Element and coordinate records:
Start
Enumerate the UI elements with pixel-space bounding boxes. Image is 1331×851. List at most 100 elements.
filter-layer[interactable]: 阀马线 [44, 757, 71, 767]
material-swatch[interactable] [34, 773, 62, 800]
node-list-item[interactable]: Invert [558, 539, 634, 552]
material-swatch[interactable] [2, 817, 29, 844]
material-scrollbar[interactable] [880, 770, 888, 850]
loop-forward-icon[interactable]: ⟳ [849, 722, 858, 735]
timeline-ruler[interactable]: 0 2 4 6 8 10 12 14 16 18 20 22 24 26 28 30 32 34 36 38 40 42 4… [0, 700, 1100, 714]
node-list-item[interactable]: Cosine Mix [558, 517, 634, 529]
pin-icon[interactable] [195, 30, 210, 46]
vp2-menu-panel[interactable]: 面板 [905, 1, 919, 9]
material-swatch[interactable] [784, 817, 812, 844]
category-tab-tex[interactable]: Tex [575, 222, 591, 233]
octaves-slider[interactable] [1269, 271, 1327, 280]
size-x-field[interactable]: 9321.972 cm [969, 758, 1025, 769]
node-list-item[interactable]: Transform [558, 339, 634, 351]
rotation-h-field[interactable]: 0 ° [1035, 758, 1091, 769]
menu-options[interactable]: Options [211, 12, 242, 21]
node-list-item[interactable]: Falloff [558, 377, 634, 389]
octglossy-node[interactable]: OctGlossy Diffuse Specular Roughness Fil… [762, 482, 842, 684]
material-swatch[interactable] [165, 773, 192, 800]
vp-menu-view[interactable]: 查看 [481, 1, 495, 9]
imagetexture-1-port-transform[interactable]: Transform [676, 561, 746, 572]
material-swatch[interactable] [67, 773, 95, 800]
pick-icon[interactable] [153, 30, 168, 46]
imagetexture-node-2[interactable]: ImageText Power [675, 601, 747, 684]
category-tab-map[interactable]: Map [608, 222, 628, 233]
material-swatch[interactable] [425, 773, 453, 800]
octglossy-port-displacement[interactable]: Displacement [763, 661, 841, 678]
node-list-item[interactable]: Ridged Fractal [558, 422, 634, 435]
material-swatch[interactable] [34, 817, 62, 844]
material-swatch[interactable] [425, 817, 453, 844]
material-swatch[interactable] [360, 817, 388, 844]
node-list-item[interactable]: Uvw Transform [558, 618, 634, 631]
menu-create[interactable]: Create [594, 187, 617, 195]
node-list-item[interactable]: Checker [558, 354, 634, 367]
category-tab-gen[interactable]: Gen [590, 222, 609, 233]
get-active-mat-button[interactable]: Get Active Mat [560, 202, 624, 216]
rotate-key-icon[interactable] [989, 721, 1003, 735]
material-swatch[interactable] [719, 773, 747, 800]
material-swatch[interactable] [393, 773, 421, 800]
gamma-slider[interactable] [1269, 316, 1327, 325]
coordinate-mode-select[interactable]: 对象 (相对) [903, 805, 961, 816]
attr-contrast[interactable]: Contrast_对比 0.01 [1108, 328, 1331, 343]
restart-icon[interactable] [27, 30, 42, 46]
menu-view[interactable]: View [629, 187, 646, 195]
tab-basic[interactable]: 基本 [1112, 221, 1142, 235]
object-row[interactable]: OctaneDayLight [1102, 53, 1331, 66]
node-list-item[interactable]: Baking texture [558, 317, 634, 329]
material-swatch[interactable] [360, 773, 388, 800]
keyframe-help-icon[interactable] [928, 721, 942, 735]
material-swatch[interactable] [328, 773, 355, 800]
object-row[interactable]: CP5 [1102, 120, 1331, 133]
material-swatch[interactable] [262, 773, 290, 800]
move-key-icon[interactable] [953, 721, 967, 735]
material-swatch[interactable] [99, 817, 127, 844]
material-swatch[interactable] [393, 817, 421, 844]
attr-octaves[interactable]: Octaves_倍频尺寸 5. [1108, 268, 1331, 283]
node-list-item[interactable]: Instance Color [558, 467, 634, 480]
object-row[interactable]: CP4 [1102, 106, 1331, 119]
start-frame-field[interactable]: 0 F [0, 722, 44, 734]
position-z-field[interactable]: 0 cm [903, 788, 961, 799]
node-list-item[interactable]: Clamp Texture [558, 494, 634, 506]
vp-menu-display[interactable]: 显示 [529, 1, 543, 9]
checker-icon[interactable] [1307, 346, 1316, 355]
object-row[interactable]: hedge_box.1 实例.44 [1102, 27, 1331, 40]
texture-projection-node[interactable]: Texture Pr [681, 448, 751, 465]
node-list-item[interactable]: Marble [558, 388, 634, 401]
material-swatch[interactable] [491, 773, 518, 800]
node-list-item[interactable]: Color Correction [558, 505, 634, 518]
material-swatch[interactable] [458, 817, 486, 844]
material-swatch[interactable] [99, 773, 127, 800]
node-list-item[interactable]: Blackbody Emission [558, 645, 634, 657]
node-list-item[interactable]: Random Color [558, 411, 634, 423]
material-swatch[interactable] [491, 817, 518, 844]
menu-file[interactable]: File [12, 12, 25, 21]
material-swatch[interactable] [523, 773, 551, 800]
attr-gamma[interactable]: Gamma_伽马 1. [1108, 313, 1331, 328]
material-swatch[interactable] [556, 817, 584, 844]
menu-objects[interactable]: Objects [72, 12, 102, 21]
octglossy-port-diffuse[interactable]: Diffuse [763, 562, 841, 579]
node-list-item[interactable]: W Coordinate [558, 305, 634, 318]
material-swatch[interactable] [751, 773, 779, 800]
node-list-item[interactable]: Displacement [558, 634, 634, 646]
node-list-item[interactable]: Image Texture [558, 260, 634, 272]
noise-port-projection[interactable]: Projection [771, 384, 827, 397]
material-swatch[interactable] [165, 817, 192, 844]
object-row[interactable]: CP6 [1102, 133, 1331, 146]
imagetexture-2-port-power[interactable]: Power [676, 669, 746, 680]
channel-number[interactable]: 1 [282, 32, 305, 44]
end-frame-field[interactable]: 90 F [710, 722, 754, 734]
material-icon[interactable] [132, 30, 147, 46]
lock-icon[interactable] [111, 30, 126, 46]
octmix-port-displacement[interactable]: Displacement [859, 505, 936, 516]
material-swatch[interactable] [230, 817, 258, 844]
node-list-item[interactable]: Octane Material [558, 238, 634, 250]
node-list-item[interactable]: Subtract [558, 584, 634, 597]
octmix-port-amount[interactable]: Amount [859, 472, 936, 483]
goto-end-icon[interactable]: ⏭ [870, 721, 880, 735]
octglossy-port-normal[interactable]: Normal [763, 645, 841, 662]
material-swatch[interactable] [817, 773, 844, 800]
End
▸ SET PROBLEM
Please output all of the records above again, line for line and without any changes.

▸ ANSWER TO THE EXERCISE
Enumerate the UI elements with pixel-space bounding boxes. Image is 1331×851. List at most 100 elements.
filter-layer[interactable]: 阀马线 [44, 757, 71, 767]
material-swatch[interactable] [34, 773, 62, 800]
node-list-item[interactable]: Invert [558, 539, 634, 552]
material-swatch[interactable] [2, 817, 29, 844]
material-scrollbar[interactable] [880, 770, 888, 850]
loop-forward-icon[interactable]: ⟳ [849, 722, 858, 735]
timeline-ruler[interactable]: 0 2 4 6 8 10 12 14 16 18 20 22 24 26 28 30 32 34 36 38 40 42 4… [0, 700, 1100, 714]
node-list-item[interactable]: Cosine Mix [558, 517, 634, 529]
pin-icon[interactable] [195, 30, 210, 46]
vp2-menu-panel[interactable]: 面板 [905, 1, 919, 9]
material-swatch[interactable] [784, 817, 812, 844]
category-tab-tex[interactable]: Tex [575, 222, 591, 233]
octaves-slider[interactable] [1269, 271, 1327, 280]
size-x-field[interactable]: 9321.972 cm [969, 758, 1025, 769]
node-list-item[interactable]: Transform [558, 339, 634, 351]
rotation-h-field[interactable]: 0 ° [1035, 758, 1091, 769]
menu-options[interactable]: Options [211, 12, 242, 21]
node-list-item[interactable]: Falloff [558, 377, 634, 389]
octglossy-node[interactable]: OctGlossy Diffuse Specular Roughness Fil… [762, 482, 842, 684]
material-swatch[interactable] [165, 773, 192, 800]
vp-menu-view[interactable]: 查看 [481, 1, 495, 9]
imagetexture-1-port-transform[interactable]: Transform [676, 561, 746, 572]
material-swatch[interactable] [67, 773, 95, 800]
pick-icon[interactable] [153, 30, 168, 46]
imagetexture-node-2[interactable]: ImageText Power [675, 601, 747, 684]
category-tab-map[interactable]: Map [608, 222, 628, 233]
material-swatch[interactable] [425, 773, 453, 800]
octglossy-port-displacement[interactable]: Displacement [763, 661, 841, 678]
node-list-item[interactable]: Ridged Fractal [558, 422, 634, 435]
material-swatch[interactable] [34, 817, 62, 844]
material-swatch[interactable] [425, 817, 453, 844]
material-swatch[interactable] [360, 817, 388, 844]
node-list-item[interactable]: Uvw Transform [558, 618, 634, 631]
menu-create[interactable]: Create [594, 187, 617, 195]
node-list-item[interactable]: Checker [558, 354, 634, 367]
category-tab-gen[interactable]: Gen [590, 222, 609, 233]
get-active-mat-button[interactable]: Get Active Mat [560, 202, 624, 216]
rotate-key-icon[interactable] [989, 721, 1003, 735]
material-swatch[interactable] [719, 773, 747, 800]
material-swatch[interactable] [393, 773, 421, 800]
gamma-slider[interactable] [1269, 316, 1327, 325]
coordinate-mode-select[interactable]: 对象 (相对) [903, 805, 961, 816]
attr-contrast[interactable]: Contrast_对比 0.01 [1108, 328, 1331, 343]
restart-icon[interactable] [27, 30, 42, 46]
menu-view[interactable]: View [629, 187, 646, 195]
tab-basic[interactable]: 基本 [1112, 221, 1142, 235]
object-row[interactable]: OctaneDayLight [1102, 53, 1331, 66]
node-list-item[interactable]: Baking texture [558, 317, 634, 329]
material-swatch[interactable] [360, 773, 388, 800]
keyframe-help-icon[interactable] [928, 721, 942, 735]
material-swatch[interactable] [328, 773, 355, 800]
object-row[interactable]: CP5 [1102, 120, 1331, 133]
material-swatch[interactable] [262, 773, 290, 800]
move-key-icon[interactable] [953, 721, 967, 735]
material-swatch[interactable] [99, 817, 127, 844]
material-swatch[interactable] [393, 817, 421, 844]
attr-octaves[interactable]: Octaves_倍频尺寸 5. [1108, 268, 1331, 283]
node-list-item[interactable]: Instance Color [558, 467, 634, 480]
object-row[interactable]: CP4 [1102, 106, 1331, 119]
start-frame-field[interactable]: 0 F [0, 722, 44, 734]
position-z-field[interactable]: 0 cm [903, 788, 961, 799]
node-list-item[interactable]: Clamp Texture [558, 494, 634, 506]
vp-menu-display[interactable]: 显示 [529, 1, 543, 9]
checker-icon[interactable] [1307, 346, 1316, 355]
object-row[interactable]: hedge_box.1 实例.44 [1102, 27, 1331, 40]
texture-projection-node[interactable]: Texture Pr [681, 448, 751, 465]
node-list-item[interactable]: Marble [558, 388, 634, 401]
material-swatch[interactable] [491, 773, 518, 800]
node-list-item[interactable]: Color Correction [558, 505, 634, 518]
material-swatch[interactable] [458, 817, 486, 844]
material-swatch[interactable] [99, 773, 127, 800]
node-list-item[interactable]: Blackbody Emission [558, 645, 634, 657]
node-list-item[interactable]: Random Color [558, 411, 634, 423]
material-swatch[interactable] [491, 817, 518, 844]
menu-file[interactable]: File [12, 12, 25, 21]
material-swatch[interactable] [523, 773, 551, 800]
attr-gamma[interactable]: Gamma_伽马 1. [1108, 313, 1331, 328]
material-swatch[interactable] [556, 817, 584, 844]
menu-objects[interactable]: Objects [72, 12, 102, 21]
octglossy-port-diffuse[interactable]: Diffuse [763, 562, 841, 579]
node-list-item[interactable]: W Coordinate [558, 305, 634, 318]
material-swatch[interactable] [751, 773, 779, 800]
node-list-item[interactable]: Displacement [558, 634, 634, 646]
node-list-item[interactable]: Image Texture [558, 260, 634, 272]
noise-port-projection[interactable]: Projection [771, 384, 827, 397]
material-swatch[interactable] [165, 817, 192, 844]
object-row[interactable]: CP6 [1102, 133, 1331, 146]
imagetexture-2-port-power[interactable]: Power [676, 669, 746, 680]
channel-number[interactable]: 1 [282, 32, 305, 44]
end-frame-field[interactable]: 90 F [710, 722, 754, 734]
material-icon[interactable] [132, 30, 147, 46]
lock-icon[interactable] [111, 30, 126, 46]
octmix-port-displacement[interactable]: Displacement [859, 505, 936, 516]
material-swatch[interactable] [230, 817, 258, 844]
node-list-item[interactable]: Octane Material [558, 238, 634, 250]
node-list-item[interactable]: Subtract [558, 584, 634, 597]
octmix-port-amount[interactable]: Amount [859, 472, 936, 483]
goto-end-icon[interactable]: ⏭ [870, 721, 880, 735]
octglossy-port-normal[interactable]: Normal [763, 645, 841, 662]
material-swatch[interactable] [817, 773, 844, 800]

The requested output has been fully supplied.